Written instruction =
Print the entries that appear below, exactly as written and without their pictures.

Listed records =
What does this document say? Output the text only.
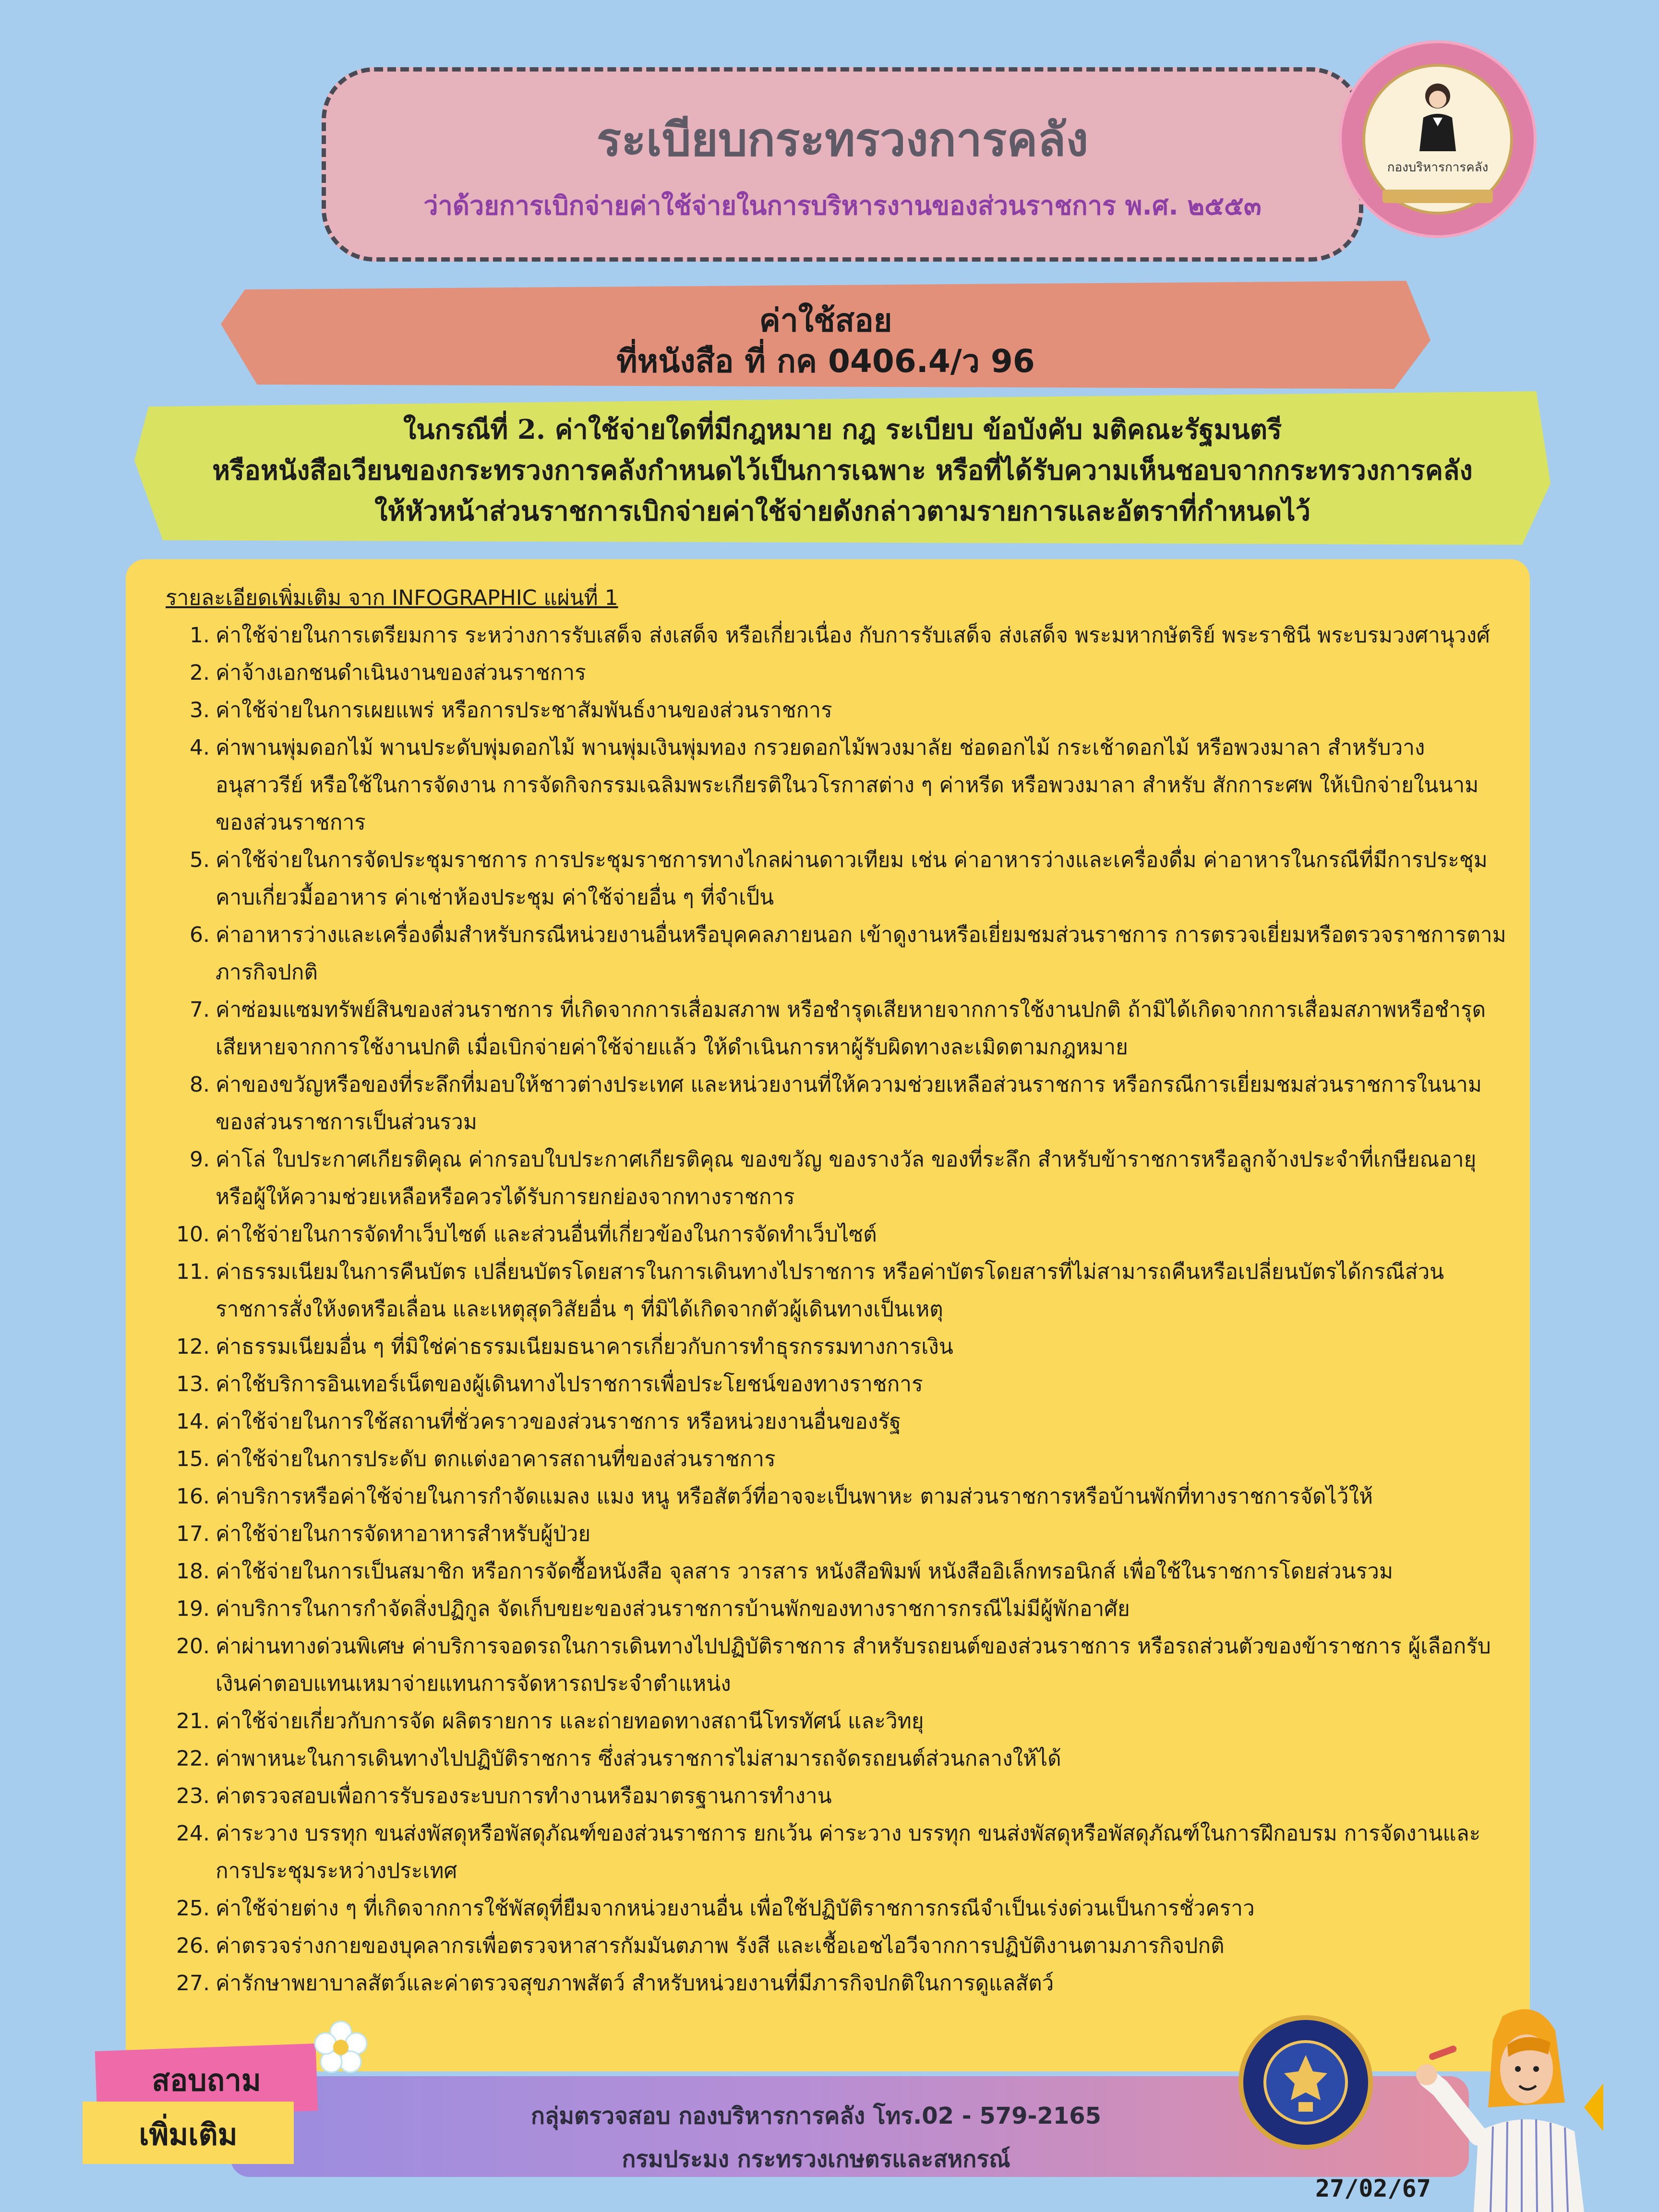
ระเบียบกระทรวงการคลัง
ว่าด้วยการเบิกจ่ายค่าใช้จ่ายในการบริหารงานของส่วนราชการ พ.ศ. ๒๕๕๓
กองบริหารการคลัง
ค่าใช้สอย
ที่หนังสือ ที่ กค 0406.4/ว 96
ในกรณีที่ 2. ค่าใช้จ่ายใดที่มีกฎหมาย กฎ ระเบียบ ข้อบังคับ มติคณะรัฐมนตรี
หรือหนังสือเวียนของกระทรวงการคลังกำหนดไว้เป็นการเฉพาะ หรือที่ได้รับความเห็นชอบจากกระทรวงการคลัง
ให้หัวหน้าส่วนราชการเบิกจ่ายค่าใช้จ่ายดังกล่าวตามรายการและอัตราที่กำหนดไว้
รายละเอียดเพิ่มเติม จาก INFOGRAPHIC แผ่นที่ 1
1. ค่าใช้จ่ายในการเตรียมการ ระหว่างการรับเสด็จ ส่งเสด็จ หรือเกี่ยวเนื่อง กับการรับเสด็จ ส่งเสด็จ พระมหากษัตริย์ พระราชินี พระบรมวงศานุวงศ์
2. ค่าจ้างเอกชนดำเนินงานของส่วนราชการ
3. ค่าใช้จ่ายในการเผยแพร่ หรือการประชาสัมพันธ์งานของส่วนราชการ
4. ค่าพานพุ่มดอกไม้ พานประดับพุ่มดอกไม้ พานพุ่มเงินพุ่มทอง กรวยดอกไม้พวงมาลัย ช่อดอกไม้ กระเช้าดอกไม้ หรือพวงมาลา สำหรับวางอนุสาวรีย์ หรือใช้ในการจัดงาน การจัดกิจกรรมเฉลิมพระเกียรติในวโรกาสต่าง ๆ ค่าหรีด หรือพวงมาลา สำหรับ สักการะศพ ให้เบิกจ่ายในนามของส่วนราชการ
5. ค่าใช้จ่ายในการจัดประชุมราชการ การประชุมราชการทางไกลผ่านดาวเทียม เช่น ค่าอาหารว่างและเครื่องดื่ม ค่าอาหารในกรณีที่มีการประชุมคาบเกี่ยวมื้ออาหาร ค่าเช่าห้องประชุม ค่าใช้จ่ายอื่น ๆ ที่จำเป็น
6. ค่าอาหารว่างและเครื่องดื่มสำหรับกรณีหน่วยงานอื่นหรือบุคคลภายนอก เข้าดูงานหรือเยี่ยมชมส่วนราชการ การตรวจเยี่ยมหรือตรวจราชการตามภารกิจปกติ
7. ค่าซ่อมแซมทรัพย์สินของส่วนราชการ ที่เกิดจากการเสื่อมสภาพ หรือชำรุดเสียหายจากการใช้งานปกติ ถ้ามิได้เกิดจากการเสื่อมสภาพหรือชำรุดเสียหายจากการใช้งานปกติ เมื่อเบิกจ่ายค่าใช้จ่ายแล้ว ให้ดำเนินการหาผู้รับผิดทางละเมิดตามกฎหมาย
8. ค่าของขวัญหรือของที่ระลึกที่มอบให้ชาวต่างประเทศ และหน่วยงานที่ให้ความช่วยเหลือส่วนราชการ หรือกรณีการเยี่ยมชมส่วนราชการในนามของส่วนราชการเป็นส่วนรวม
9. ค่าโล่ ใบประกาศเกียรติคุณ ค่ากรอบใบประกาศเกียรติคุณ ของขวัญ ของรางวัล ของที่ระลึก สำหรับข้าราชการหรือลูกจ้างประจำที่เกษียณอายุ หรือผู้ให้ความช่วยเหลือหรือควรได้รับการยกย่องจากทางราชการ
10. ค่าใช้จ่ายในการจัดทำเว็บไซต์ และส่วนอื่นที่เกี่ยวข้องในการจัดทำเว็บไซต์
11. ค่าธรรมเนียมในการคืนบัตร เปลี่ยนบัตรโดยสารในการเดินทางไปราชการ หรือค่าบัตรโดยสารที่ไม่สามารถคืนหรือเปลี่ยนบัตรได้กรณีส่วนราชการสั่งให้งดหรือเลื่อน และเหตุสุดวิสัยอื่น ๆ ที่มิได้เกิดจากตัวผู้เดินทางเป็นเหตุ
12. ค่าธรรมเนียมอื่น ๆ ที่มิใช่ค่าธรรมเนียมธนาคารเกี่ยวกับการทำธุรกรรมทางการเงิน
13. ค่าใช้บริการอินเทอร์เน็ตของผู้เดินทางไปราชการเพื่อประโยชน์ของทางราชการ
14. ค่าใช้จ่ายในการใช้สถานที่ชั่วคราวของส่วนราชการ หรือหน่วยงานอื่นของรัฐ
15. ค่าใช้จ่ายในการประดับ ตกแต่งอาคารสถานที่ของส่วนราชการ
16. ค่าบริการหรือค่าใช้จ่ายในการกำจัดแมลง แมง หนู หรือสัตว์ที่อาจจะเป็นพาหะ ตามส่วนราชการหรือบ้านพักที่ทางราชการจัดไว้ให้
17. ค่าใช้จ่ายในการจัดหาอาหารสำหรับผู้ป่วย
18. ค่าใช้จ่ายในการเป็นสมาชิก หรือการจัดซื้อหนังสือ จุลสาร วารสาร หนังสือพิมพ์ หนังสืออิเล็กทรอนิกส์ เพื่อใช้ในราชการโดยส่วนรวม
19. ค่าบริการในการกำจัดสิ่งปฏิกูล จัดเก็บขยะของส่วนราชการบ้านพักของทางราชการกรณีไม่มีผู้พักอาศัย
20. ค่าผ่านทางด่วนพิเศษ ค่าบริการจอดรถในการเดินทางไปปฏิบัติราชการ สำหรับรถยนต์ของส่วนราชการ หรือรถส่วนตัวของข้าราชการ ผู้เลือกรับเงินค่าตอบแทนเหมาจ่ายแทนการจัดหารถประจำตำแหน่ง
21. ค่าใช้จ่ายเกี่ยวกับการจัด ผลิตรายการ และถ่ายทอดทางสถานีโทรทัศน์ และวิทยุ
22. ค่าพาหนะในการเดินทางไปปฏิบัติราชการ ซึ่งส่วนราชการไม่สามารถจัดรถยนต์ส่วนกลางให้ได้
23. ค่าตรวจสอบเพื่อการรับรองระบบการทำงานหรือมาตรฐานการทำงาน
24. ค่าระวาง บรรทุก ขนส่งพัสดุหรือพัสดุภัณฑ์ของส่วนราชการ ยกเว้น ค่าระวาง บรรทุก ขนส่งพัสดุหรือพัสดุภัณฑ์ในการฝึกอบรม การจัดงานและการประชุมระหว่างประเทศ
25. ค่าใช้จ่ายต่าง ๆ ที่เกิดจากการใช้พัสดุที่ยืมจากหน่วยงานอื่น เพื่อใช้ปฏิบัติราชการกรณีจำเป็นเร่งด่วนเป็นการชั่วคราว
26. ค่าตรวจร่างกายของบุคลากรเพื่อตรวจหาสารกัมมันตภาพ รังสี และเชื้อเอชไอวีจากการปฏิบัติงานตามภารกิจปกติ
27. ค่ารักษาพยาบาลสัตว์และค่าตรวจสุขภาพสัตว์ สำหรับหน่วยงานที่มีภารกิจปกติในการดูแลสัตว์
กลุ่มตรวจสอบ กองบริหารการคลัง โทร.02 - 579-2165
กรมประมง กระทรวงเกษตรและสหกรณ์
สอบถาม
เพิ่มเติม
27/02/67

Worked solution =
What does this document say? Output the text only.
ระเบียบกระทรวงการคลัง
ว่าด้วยการเบิกจ่ายค่าใช้จ่ายในการบริหารงานของส่วนราชการ พ.ศ. ๒๕๕๓
กองบริหารการคลัง
ค่าใช้สอย
ที่หนังสือ ที่ กค 0406.4/ว 96
ในกรณีที่ 2. ค่าใช้จ่ายใดที่มีกฎหมาย กฎ ระเบียบ ข้อบังคับ มติคณะรัฐมนตรี
หรือหนังสือเวียนของกระทรวงการคลังกำหนดไว้เป็นการเฉพาะ หรือที่ได้รับความเห็นชอบจากกระทรวงการคลัง
ให้หัวหน้าส่วนราชการเบิกจ่ายค่าใช้จ่ายดังกล่าวตามรายการและอัตราที่กำหนดไว้
รายละเอียดเพิ่มเติม จาก INFOGRAPHIC แผ่นที่ 1
1. ค่าใช้จ่ายในการเตรียมการ ระหว่างการรับเสด็จ ส่งเสด็จ หรือเกี่ยวเนื่อง กับการรับเสด็จ ส่งเสด็จ พระมหากษัตริย์ พระราชินี พระบรมวงศานุวงศ์
2. ค่าจ้างเอกชนดำเนินงานของส่วนราชการ
3. ค่าใช้จ่ายในการเผยแพร่ หรือการประชาสัมพันธ์งานของส่วนราชการ
4. ค่าพานพุ่มดอกไม้ พานประดับพุ่มดอกไม้ พานพุ่มเงินพุ่มทอง กรวยดอกไม้พวงมาลัย ช่อดอกไม้ กระเช้าดอกไม้ หรือพวงมาลา สำหรับวางอนุสาวรีย์ หรือใช้ในการจัดงาน การจัดกิจกรรมเฉลิมพระเกียรติในวโรกาสต่าง ๆ ค่าหรีด หรือพวงมาลา สำหรับ สักการะศพ ให้เบิกจ่ายในนามของส่วนราชการ
5. ค่าใช้จ่ายในการจัดประชุมราชการ การประชุมราชการทางไกลผ่านดาวเทียม เช่น ค่าอาหารว่างและเครื่องดื่ม ค่าอาหารในกรณีที่มีการประชุมคาบเกี่ยวมื้ออาหาร ค่าเช่าห้องประชุม ค่าใช้จ่ายอื่น ๆ ที่จำเป็น
6. ค่าอาหารว่างและเครื่องดื่มสำหรับกรณีหน่วยงานอื่นหรือบุคคลภายนอก เข้าดูงานหรือเยี่ยมชมส่วนราชการ การตรวจเยี่ยมหรือตรวจราชการตามภารกิจปกติ
7. ค่าซ่อมแซมทรัพย์สินของส่วนราชการ ที่เกิดจากการเสื่อมสภาพ หรือชำรุดเสียหายจากการใช้งานปกติ ถ้ามิได้เกิดจากการเสื่อมสภาพหรือชำรุดเสียหายจากการใช้งานปกติ เมื่อเบิกจ่ายค่าใช้จ่ายแล้ว ให้ดำเนินการหาผู้รับผิดทางละเมิดตามกฎหมาย
8. ค่าของขวัญหรือของที่ระลึกที่มอบให้ชาวต่างประเทศ และหน่วยงานที่ให้ความช่วยเหลือส่วนราชการ หรือกรณีการเยี่ยมชมส่วนราชการในนามของส่วนราชการเป็นส่วนรวม
9. ค่าโล่ ใบประกาศเกียรติคุณ ค่ากรอบใบประกาศเกียรติคุณ ของขวัญ ของรางวัล ของที่ระลึก สำหรับข้าราชการหรือลูกจ้างประจำที่เกษียณอายุ หรือผู้ให้ความช่วยเหลือหรือควรได้รับการยกย่องจากทางราชการ
10. ค่าใช้จ่ายในการจัดทำเว็บไซต์ และส่วนอื่นที่เกี่ยวข้องในการจัดทำเว็บไซต์
11. ค่าธรรมเนียมในการคืนบัตร เปลี่ยนบัตรโดยสารในการเดินทางไปราชการ หรือค่าบัตรโดยสารที่ไม่สามารถคืนหรือเปลี่ยนบัตรได้กรณีส่วนราชการสั่งให้งดหรือเลื่อน และเหตุสุดวิสัยอื่น ๆ ที่มิได้เกิดจากตัวผู้เดินทางเป็นเหตุ
12. ค่าธรรมเนียมอื่น ๆ ที่มิใช่ค่าธรรมเนียมธนาคารเกี่ยวกับการทำธุรกรรมทางการเงิน
13. ค่าใช้บริการอินเทอร์เน็ตของผู้เดินทางไปราชการเพื่อประโยชน์ของทางราชการ
14. ค่าใช้จ่ายในการใช้สถานที่ชั่วคราวของส่วนราชการ หรือหน่วยงานอื่นของรัฐ
15. ค่าใช้จ่ายในการประดับ ตกแต่งอาคารสถานที่ของส่วนราชการ
16. ค่าบริการหรือค่าใช้จ่ายในการกำจัดแมลง แมง หนู หรือสัตว์ที่อาจจะเป็นพาหะ ตามส่วนราชการหรือบ้านพักที่ทางราชการจัดไว้ให้
17. ค่าใช้จ่ายในการจัดหาอาหารสำหรับผู้ป่วย
18. ค่าใช้จ่ายในการเป็นสมาชิก หรือการจัดซื้อหนังสือ จุลสาร วารสาร หนังสือพิมพ์ หนังสืออิเล็กทรอนิกส์ เพื่อใช้ในราชการโดยส่วนรวม
19. ค่าบริการในการกำจัดสิ่งปฏิกูล จัดเก็บขยะของส่วนราชการบ้านพักของทางราชการกรณีไม่มีผู้พักอาศัย
20. ค่าผ่านทางด่วนพิเศษ ค่าบริการจอดรถในการเดินทางไปปฏิบัติราชการ สำหรับรถยนต์ของส่วนราชการ หรือรถส่วนตัวของข้าราชการ ผู้เลือกรับเงินค่าตอบแทนเหมาจ่ายแทนการจัดหารถประจำตำแหน่ง
21. ค่าใช้จ่ายเกี่ยวกับการจัด ผลิตรายการ และถ่ายทอดทางสถานีโทรทัศน์ และวิทยุ
22. ค่าพาหนะในการเดินทางไปปฏิบัติราชการ ซึ่งส่วนราชการไม่สามารถจัดรถยนต์ส่วนกลางให้ได้
23. ค่าตรวจสอบเพื่อการรับรองระบบการทำงานหรือมาตรฐานการทำงาน
24. ค่าระวาง บรรทุก ขนส่งพัสดุหรือพัสดุภัณฑ์ของส่วนราชการ ยกเว้น ค่าระวาง บรรทุก ขนส่งพัสดุหรือพัสดุภัณฑ์ในการฝึกอบรม การจัดงานและการประชุมระหว่างประเทศ
25. ค่าใช้จ่ายต่าง ๆ ที่เกิดจากการใช้พัสดุที่ยืมจากหน่วยงานอื่น เพื่อใช้ปฏิบัติราชการกรณีจำเป็นเร่งด่วนเป็นการชั่วคราว
26. ค่าตรวจร่างกายของบุคลากรเพื่อตรวจหาสารกัมมันตภาพ รังสี และเชื้อเอชไอวีจากการปฏิบัติงานตามภารกิจปกติ
27. ค่ารักษาพยาบาลสัตว์และค่าตรวจสุขภาพสัตว์ สำหรับหน่วยงานที่มีภารกิจปกติในการดูแลสัตว์
กลุ่มตรวจสอบ กองบริหารการคลัง โทร.02 - 579-2165
กรมประมง กระทรวงเกษตรและสหกรณ์
สอบถาม
เพิ่มเติม
27/02/67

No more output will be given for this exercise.